─── Records to use

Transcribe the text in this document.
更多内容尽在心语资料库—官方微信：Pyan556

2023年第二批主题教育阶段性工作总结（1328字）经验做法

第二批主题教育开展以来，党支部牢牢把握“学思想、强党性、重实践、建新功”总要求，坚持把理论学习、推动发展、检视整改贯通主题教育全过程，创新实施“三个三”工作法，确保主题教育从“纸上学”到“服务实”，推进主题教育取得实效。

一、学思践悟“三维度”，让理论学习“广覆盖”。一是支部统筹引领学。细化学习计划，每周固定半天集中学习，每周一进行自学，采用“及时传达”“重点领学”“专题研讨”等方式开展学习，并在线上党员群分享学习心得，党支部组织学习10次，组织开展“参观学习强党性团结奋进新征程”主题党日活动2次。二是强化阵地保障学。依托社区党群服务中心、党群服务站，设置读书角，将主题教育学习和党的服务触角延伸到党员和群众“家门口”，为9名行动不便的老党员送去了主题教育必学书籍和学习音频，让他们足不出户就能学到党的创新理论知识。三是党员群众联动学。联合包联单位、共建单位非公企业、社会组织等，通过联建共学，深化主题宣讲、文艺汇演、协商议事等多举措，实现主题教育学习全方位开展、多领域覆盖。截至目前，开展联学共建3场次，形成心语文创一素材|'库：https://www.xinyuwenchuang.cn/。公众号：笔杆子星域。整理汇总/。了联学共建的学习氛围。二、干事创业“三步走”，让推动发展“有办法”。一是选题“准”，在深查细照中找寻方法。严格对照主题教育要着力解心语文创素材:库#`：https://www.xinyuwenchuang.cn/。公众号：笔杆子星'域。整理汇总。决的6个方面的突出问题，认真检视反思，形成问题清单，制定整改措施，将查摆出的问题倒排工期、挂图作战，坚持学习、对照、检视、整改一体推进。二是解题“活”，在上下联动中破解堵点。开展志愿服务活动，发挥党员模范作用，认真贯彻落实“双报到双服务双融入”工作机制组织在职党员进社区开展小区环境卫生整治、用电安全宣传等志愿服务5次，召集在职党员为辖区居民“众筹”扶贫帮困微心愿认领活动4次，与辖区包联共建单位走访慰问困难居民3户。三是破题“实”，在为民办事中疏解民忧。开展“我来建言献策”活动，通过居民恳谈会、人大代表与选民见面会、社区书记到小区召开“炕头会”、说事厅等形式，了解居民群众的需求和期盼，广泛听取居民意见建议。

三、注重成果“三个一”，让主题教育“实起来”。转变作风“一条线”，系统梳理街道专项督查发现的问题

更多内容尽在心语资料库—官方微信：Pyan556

──────

**Aim of the task:** Once more, set down the full listing, verbatim.

**Result of this task:**
Transcribe the text in this document.
更多内容尽在心语资料库—官方微信：Pyan556

2023年第二批主题教育阶段性工作总结（1328字）经验做法

第二批主题教育开展以来，党支部牢牢把握“学思想、强党性、重实践、建新功”总要求，坚持把理论学习、推动发展、检视整改贯通主题教育全过程，创新实施“三个三”工作法，确保主题教育从“纸上学”到“服务实”，推进主题教育取得实效。

一、学思践悟“三维度”，让理论学习“广覆盖”。一是支部统筹引领学。细化学习计划，每周固定半天集中学习，每周一进行自学，采用“及时传达”“重点领学”“专题研讨”等方式开展学习，并在线上党员群分享学习心得，党支部组织学习10次，组织开展“参观学习强党性团结奋进新征程”主题党日活动2次。二是强化阵地保障学。依托社区党群服务中心、党群服务站，设置读书角，将主题教育学习和党的服务触角延伸到党员和群众“家门口”，为9名行动不便的老党员送去了主题教育必学书籍和学习音频，让他们足不出户就能学到党的创新理论知识。三是党员群众联动学。联合包联单位、共建单位非公企业、社会组织等，通过联建共学，深化主题宣讲、文艺汇演、协商议事等多举措，实现主题教育学习全方位开展、多领域覆盖。截至目前，开展联学共建3场次，形成心语文创一素材|'库：https://www.xinyuwenchuang.cn/。公众号：笔杆子星域。整理汇总/。了联学共建的学习氛围。二、干事创业“三步走”，让推动发展“有办法”。一是选题“准”，在深查细照中找寻方法。严格对照主题教育要着力解心语文创素材:库#`：https://www.xinyuwenchuang.cn/。公众号：笔杆子星'域。整理汇总。决的6个方面的突出问题，认真检视反思，形成问题清单，制定整改措施，将查摆出的问题倒排工期、挂图作战，坚持学习、对照、检视、整改一体推进。二是解题“活”，在上下联动中破解堵点。开展志愿服务活动，发挥党员模范作用，认真贯彻落实“双报到双服务双融入”工作机制组织在职党员进社区开展小区环境卫生整治、用电安全宣传等志愿服务5次，召集在职党员为辖区居民“众筹”扶贫帮困微心愿认领活动4次，与辖区包联共建单位走访慰问困难居民3户。三是破题“实”，在为民办事中疏解民忧。开展“我来建言献策”活动，通过居民恳谈会、人大代表与选民见面会、社区书记到小区召开“炕头会”、说事厅等形式，了解居民群众的需求和期盼，广泛听取居民意见建议。

三、注重成果“三个一”，让主题教育“实起来”。转变作风“一条线”，系统梳理街道专项督查发现的问题

更多内容尽在心语资料库—官方微信：Pyan556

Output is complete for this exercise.